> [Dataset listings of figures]
□ □ □
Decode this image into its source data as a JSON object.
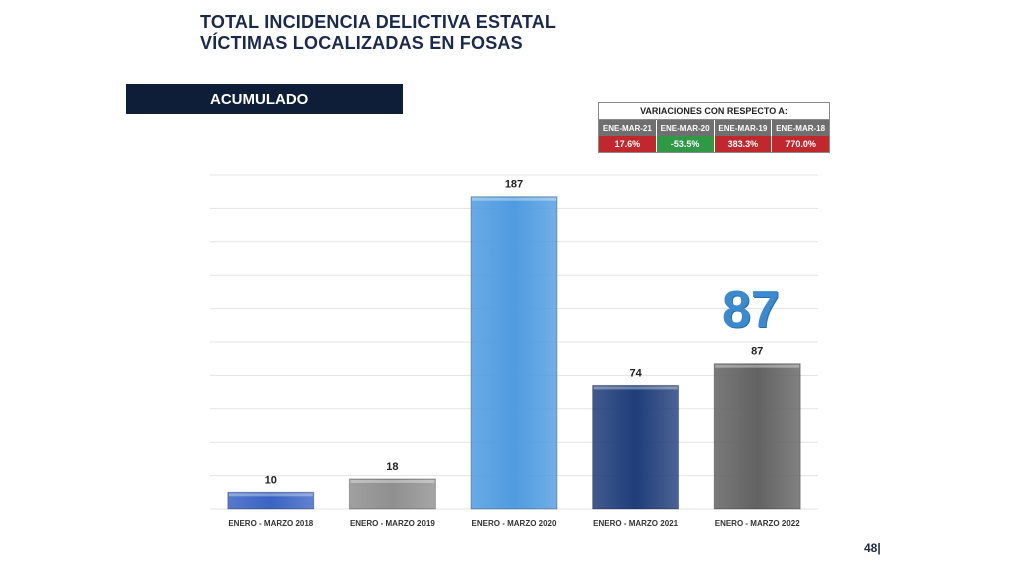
{
  "title": {
    "line1": "TOTAL INCIDENCIA DELICTIVA ESTATAL",
    "line2": "VÍCTIMAS LOCALIZADAS EN FOSAS"
  },
  "section_label": "ACUMULADO",
  "variations": {
    "header": "VARIACIONES CON RESPECTO A:",
    "items": [
      {
        "label": "ENE-MAR-21",
        "value": "17.6%",
        "color": "#c0282d"
      },
      {
        "label": "ENE-MAR-20",
        "value": "-53.5%",
        "color": "#2e9a46"
      },
      {
        "label": "ENE-MAR-19",
        "value": "383.3%",
        "color": "#c0282d"
      },
      {
        "label": "ENE-MAR-18",
        "value": "770.0%",
        "color": "#c0282d"
      }
    ]
  },
  "highlight_value": "87",
  "page_number": "48|",
  "colors": {
    "title": "#1b2a4a",
    "highlight": "#3b8ad1",
    "grid": "#e3e3e3"
  },
  "chart_data": {
    "type": "bar",
    "categories": [
      "ENERO - MARZO 2018",
      "ENERO - MARZO 2019",
      "ENERO - MARZO 2020",
      "ENERO - MARZO 2021",
      "ENERO - MARZO 2022"
    ],
    "values": [
      10,
      18,
      187,
      74,
      87
    ],
    "data_labels": [
      "10",
      "18",
      "187",
      "74",
      "87"
    ],
    "bar_colors": [
      "#3a63c4",
      "#8f8f8f",
      "#4f9be0",
      "#1f3d7a",
      "#626262"
    ],
    "ylim": [
      0,
      200
    ],
    "grid": true,
    "legend": "none"
  }
}
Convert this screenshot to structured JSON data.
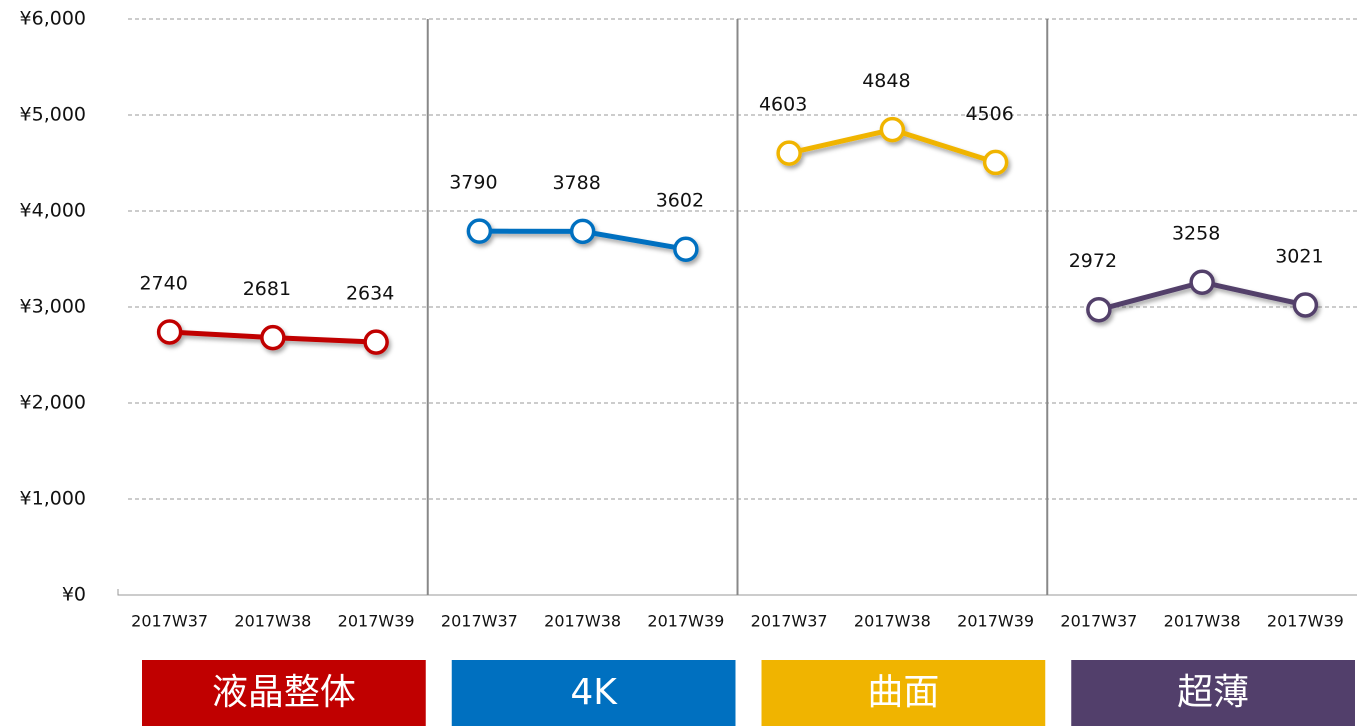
{
  "chart_data": {
    "type": "line",
    "categories": [
      "2017W37",
      "2017W38",
      "2017W39",
      "2017W37",
      "2017W38",
      "2017W39",
      "2017W37",
      "2017W38",
      "2017W39",
      "2017W37",
      "2017W38",
      "2017W39"
    ],
    "series": [
      {
        "name": "液晶整体",
        "color": "#c00000",
        "values": [
          2740,
          2681,
          2634,
          null,
          null,
          null,
          null,
          null,
          null,
          null,
          null,
          null
        ]
      },
      {
        "name": "4K",
        "color": "#0070c0",
        "values": [
          null,
          null,
          null,
          3790,
          3788,
          3602,
          null,
          null,
          null,
          null,
          null,
          null
        ]
      },
      {
        "name": "曲面",
        "color": "#f0b400",
        "values": [
          null,
          null,
          null,
          null,
          null,
          null,
          4603,
          4848,
          4506,
          null,
          null,
          null
        ]
      },
      {
        "name": "超薄",
        "color": "#523f6b",
        "values": [
          null,
          null,
          null,
          null,
          null,
          null,
          null,
          null,
          null,
          2972,
          3258,
          3021
        ]
      }
    ],
    "ylim": [
      0,
      6000
    ],
    "yticks": [
      {
        "value": 0,
        "label": "¥0"
      },
      {
        "value": 1000,
        "label": "¥1,000"
      },
      {
        "value": 2000,
        "label": "¥2,000"
      },
      {
        "value": 3000,
        "label": "¥3,000"
      },
      {
        "value": 4000,
        "label": "¥4,000"
      },
      {
        "value": 5000,
        "label": "¥5,000"
      },
      {
        "value": 6000,
        "label": "¥6,000"
      }
    ],
    "grid": true
  }
}
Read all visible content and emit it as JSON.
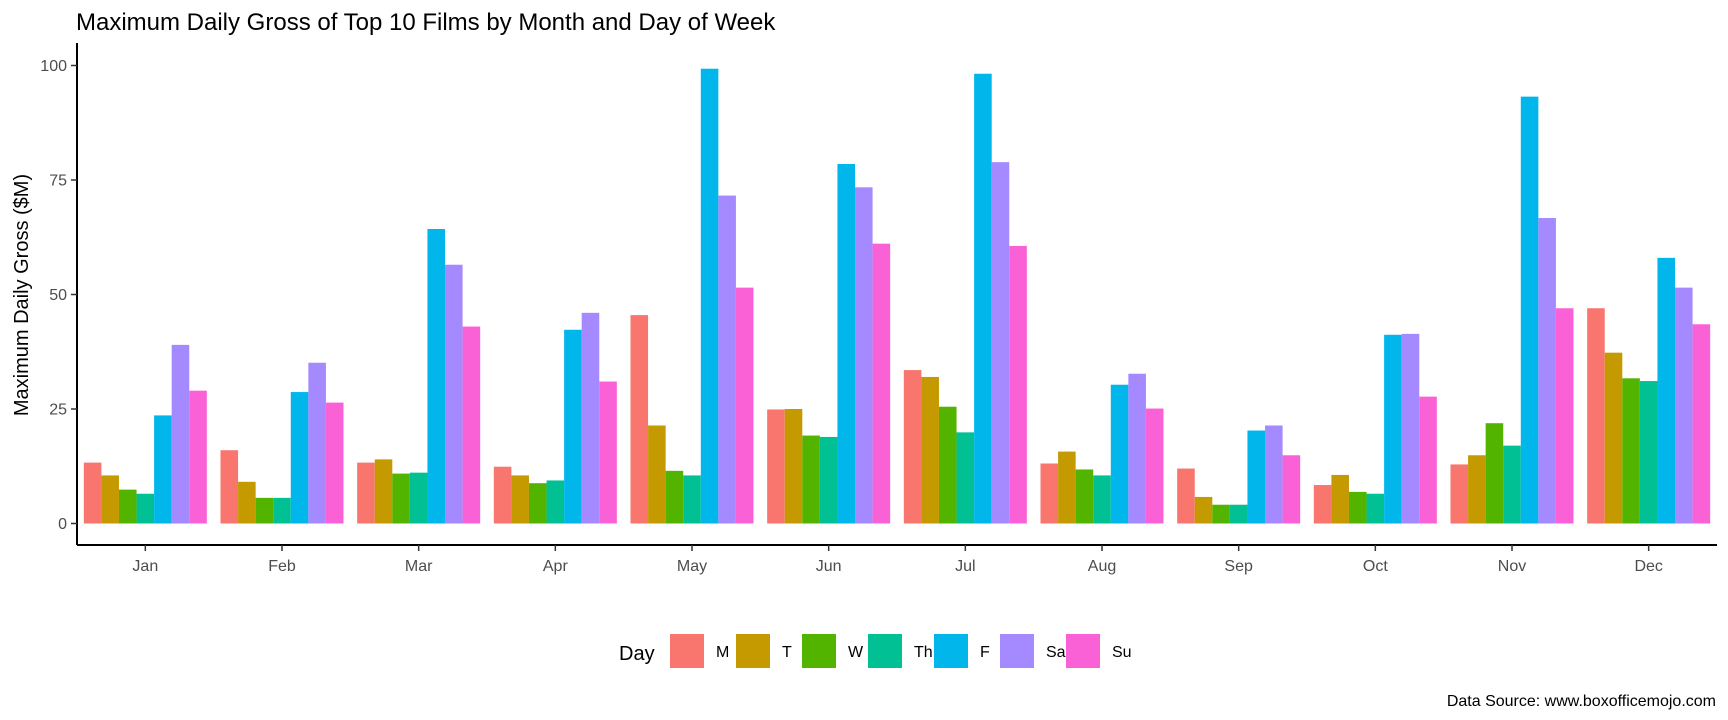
{
  "chart_data": {
    "type": "bar",
    "title": "Maximum Daily Gross of Top 10 Films by Month and Day of Week",
    "xlabel": "",
    "ylabel": "Maximum Daily Gross ($M)",
    "ylim": [
      0,
      100
    ],
    "yticks": [
      "0",
      "25",
      "50",
      "75",
      "100"
    ],
    "ytick_values": [
      0,
      25,
      50,
      75,
      100
    ],
    "grid": false,
    "categories": [
      "Jan",
      "Feb",
      "Mar",
      "Apr",
      "May",
      "Jun",
      "Jul",
      "Aug",
      "Sep",
      "Oct",
      "Nov",
      "Dec"
    ],
    "legend": {
      "title": "Day",
      "position": "bottom"
    },
    "series": [
      {
        "name": "M",
        "color": "#F8766D",
        "values": [
          13.3,
          16.0,
          13.3,
          12.4,
          45.5,
          24.9,
          33.5,
          13.1,
          12.0,
          8.4,
          12.9,
          47.0
        ]
      },
      {
        "name": "T",
        "color": "#C49A00",
        "values": [
          10.5,
          9.1,
          14.0,
          10.5,
          21.4,
          25.0,
          32.0,
          15.7,
          5.8,
          10.6,
          14.9,
          37.3
        ]
      },
      {
        "name": "W",
        "color": "#53B400",
        "values": [
          7.4,
          5.6,
          10.9,
          8.8,
          11.5,
          19.2,
          25.5,
          11.8,
          4.1,
          6.9,
          21.9,
          31.7
        ]
      },
      {
        "name": "Th",
        "color": "#00C094",
        "values": [
          6.5,
          5.6,
          11.1,
          9.4,
          10.5,
          18.9,
          19.9,
          10.5,
          4.1,
          6.5,
          17.0,
          31.1
        ]
      },
      {
        "name": "F",
        "color": "#00B6EB",
        "values": [
          23.6,
          28.7,
          64.3,
          42.3,
          99.3,
          78.5,
          98.2,
          30.3,
          20.3,
          41.2,
          93.2,
          58.0
        ]
      },
      {
        "name": "Sa",
        "color": "#A58AFF",
        "values": [
          39.0,
          35.1,
          56.5,
          46.0,
          71.6,
          73.4,
          78.9,
          32.7,
          21.4,
          41.4,
          66.7,
          51.5
        ]
      },
      {
        "name": "Su",
        "color": "#FB61D7",
        "values": [
          29.0,
          26.4,
          43.0,
          31.0,
          51.5,
          61.1,
          60.6,
          25.1,
          14.9,
          27.7,
          47.0,
          43.5
        ]
      }
    ],
    "caption": "Data Source: www.boxofficemojo.com"
  }
}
□ □ □
> [Problem statement]
Return all lines with the word "Daily" in them.

> [Solution for this problem]
    "title": "Maximum Daily Gross of Top 10 Films by Month and Day of Week",
    "ylabel": "Maximum Daily Gross ($M)",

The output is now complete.